------ Data for this task ------

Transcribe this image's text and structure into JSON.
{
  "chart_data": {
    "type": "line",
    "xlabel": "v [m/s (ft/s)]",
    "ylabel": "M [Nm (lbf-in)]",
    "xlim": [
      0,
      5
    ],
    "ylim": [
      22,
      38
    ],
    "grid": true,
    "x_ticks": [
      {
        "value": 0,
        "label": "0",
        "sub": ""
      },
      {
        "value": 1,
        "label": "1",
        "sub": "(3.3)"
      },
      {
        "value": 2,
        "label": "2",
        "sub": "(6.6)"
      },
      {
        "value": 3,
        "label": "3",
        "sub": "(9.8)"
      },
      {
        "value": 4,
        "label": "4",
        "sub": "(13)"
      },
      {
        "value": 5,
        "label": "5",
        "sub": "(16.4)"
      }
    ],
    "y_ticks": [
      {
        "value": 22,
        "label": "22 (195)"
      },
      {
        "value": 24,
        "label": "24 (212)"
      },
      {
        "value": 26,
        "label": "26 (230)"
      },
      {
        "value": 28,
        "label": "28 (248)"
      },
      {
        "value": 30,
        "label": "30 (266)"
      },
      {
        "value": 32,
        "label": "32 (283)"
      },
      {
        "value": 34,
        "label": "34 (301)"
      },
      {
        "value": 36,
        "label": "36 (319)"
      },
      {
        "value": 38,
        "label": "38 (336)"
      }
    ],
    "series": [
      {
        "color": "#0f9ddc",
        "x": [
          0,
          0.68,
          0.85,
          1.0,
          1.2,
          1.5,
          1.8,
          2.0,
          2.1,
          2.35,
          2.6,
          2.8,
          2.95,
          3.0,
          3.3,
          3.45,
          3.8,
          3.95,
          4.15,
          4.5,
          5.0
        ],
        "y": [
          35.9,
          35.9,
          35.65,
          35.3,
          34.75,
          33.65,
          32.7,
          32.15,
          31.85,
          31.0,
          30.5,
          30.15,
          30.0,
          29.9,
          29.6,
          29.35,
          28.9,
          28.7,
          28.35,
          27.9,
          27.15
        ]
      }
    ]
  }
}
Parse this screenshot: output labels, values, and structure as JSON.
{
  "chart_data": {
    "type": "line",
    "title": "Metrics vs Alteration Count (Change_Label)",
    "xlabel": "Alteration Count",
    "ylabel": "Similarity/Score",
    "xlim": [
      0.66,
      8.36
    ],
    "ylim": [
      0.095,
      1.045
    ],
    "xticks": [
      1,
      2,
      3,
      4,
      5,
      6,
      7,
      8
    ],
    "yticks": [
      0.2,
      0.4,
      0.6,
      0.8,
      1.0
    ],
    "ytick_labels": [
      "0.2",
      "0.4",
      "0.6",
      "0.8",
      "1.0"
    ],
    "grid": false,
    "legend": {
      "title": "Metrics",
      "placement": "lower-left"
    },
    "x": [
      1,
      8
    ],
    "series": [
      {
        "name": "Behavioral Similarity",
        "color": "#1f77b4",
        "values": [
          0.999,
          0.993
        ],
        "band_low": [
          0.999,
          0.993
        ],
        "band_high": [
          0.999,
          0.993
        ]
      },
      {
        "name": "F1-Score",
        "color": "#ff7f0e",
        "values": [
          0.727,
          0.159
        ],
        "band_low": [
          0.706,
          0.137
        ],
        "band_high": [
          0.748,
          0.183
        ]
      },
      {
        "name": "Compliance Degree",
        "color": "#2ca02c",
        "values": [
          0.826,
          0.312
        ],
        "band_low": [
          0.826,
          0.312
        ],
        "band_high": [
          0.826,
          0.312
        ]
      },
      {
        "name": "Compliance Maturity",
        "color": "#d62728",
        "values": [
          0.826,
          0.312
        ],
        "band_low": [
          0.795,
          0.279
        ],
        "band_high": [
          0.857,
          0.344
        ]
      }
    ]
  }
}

------

Instruction: Transcribe the data above in full, exactly.

Worked solution:
Transcribe this image's text and structure into JSON.
{
  "chart_data": {
    "type": "line",
    "xlabel": "v [m/s (ft/s)]",
    "ylabel": "M [Nm (lbf-in)]",
    "xlim": [
      0,
      5
    ],
    "ylim": [
      22,
      38
    ],
    "grid": true,
    "x_ticks": [
      {
        "value": 0,
        "label": "0",
        "sub": ""
      },
      {
        "value": 1,
        "label": "1",
        "sub": "(3.3)"
      },
      {
        "value": 2,
        "label": "2",
        "sub": "(6.6)"
      },
      {
        "value": 3,
        "label": "3",
        "sub": "(9.8)"
      },
      {
        "value": 4,
        "label": "4",
        "sub": "(13)"
      },
      {
        "value": 5,
        "label": "5",
        "sub": "(16.4)"
      }
    ],
    "y_ticks": [
      {
        "value": 22,
        "label": "22 (195)"
      },
      {
        "value": 24,
        "label": "24 (212)"
      },
      {
        "value": 26,
        "label": "26 (230)"
      },
      {
        "value": 28,
        "label": "28 (248)"
      },
      {
        "value": 30,
        "label": "30 (266)"
      },
      {
        "value": 32,
        "label": "32 (283)"
      },
      {
        "value": 34,
        "label": "34 (301)"
      },
      {
        "value": 36,
        "label": "36 (319)"
      },
      {
        "value": 38,
        "label": "38 (336)"
      }
    ],
    "series": [
      {
        "color": "#0f9ddc",
        "x": [
          0,
          0.68,
          0.85,
          1.0,
          1.2,
          1.5,
          1.8,
          2.0,
          2.1,
          2.35,
          2.6,
          2.8,
          2.95,
          3.0,
          3.3,
          3.45,
          3.8,
          3.95,
          4.15,
          4.5,
          5.0
        ],
        "y": [
          35.9,
          35.9,
          35.65,
          35.3,
          34.75,
          33.65,
          32.7,
          32.15,
          31.85,
          31.0,
          30.5,
          30.15,
          30.0,
          29.9,
          29.6,
          29.35,
          28.9,
          28.7,
          28.35,
          27.9,
          27.15
        ]
      }
    ]
  }
}
Parse this screenshot: output labels, values, and structure as JSON.
{
  "chart_data": {
    "type": "line",
    "title": "Metrics vs Alteration Count (Change_Label)",
    "xlabel": "Alteration Count",
    "ylabel": "Similarity/Score",
    "xlim": [
      0.66,
      8.36
    ],
    "ylim": [
      0.095,
      1.045
    ],
    "xticks": [
      1,
      2,
      3,
      4,
      5,
      6,
      7,
      8
    ],
    "yticks": [
      0.2,
      0.4,
      0.6,
      0.8,
      1.0
    ],
    "ytick_labels": [
      "0.2",
      "0.4",
      "0.6",
      "0.8",
      "1.0"
    ],
    "grid": false,
    "legend": {
      "title": "Metrics",
      "placement": "lower-left"
    },
    "x": [
      1,
      8
    ],
    "series": [
      {
        "name": "Behavioral Similarity",
        "color": "#1f77b4",
        "values": [
          0.999,
          0.993
        ],
        "band_low": [
          0.999,
          0.993
        ],
        "band_high": [
          0.999,
          0.993
        ]
      },
      {
        "name": "F1-Score",
        "color": "#ff7f0e",
        "values": [
          0.727,
          0.159
        ],
        "band_low": [
          0.706,
          0.137
        ],
        "band_high": [
          0.748,
          0.183
        ]
      },
      {
        "name": "Compliance Degree",
        "color": "#2ca02c",
        "values": [
          0.826,
          0.312
        ],
        "band_low": [
          0.826,
          0.312
        ],
        "band_high": [
          0.826,
          0.312
        ]
      },
      {
        "name": "Compliance Maturity",
        "color": "#d62728",
        "values": [
          0.826,
          0.312
        ],
        "band_low": [
          0.795,
          0.279
        ],
        "band_high": [
          0.857,
          0.344
        ]
      }
    ]
  }
}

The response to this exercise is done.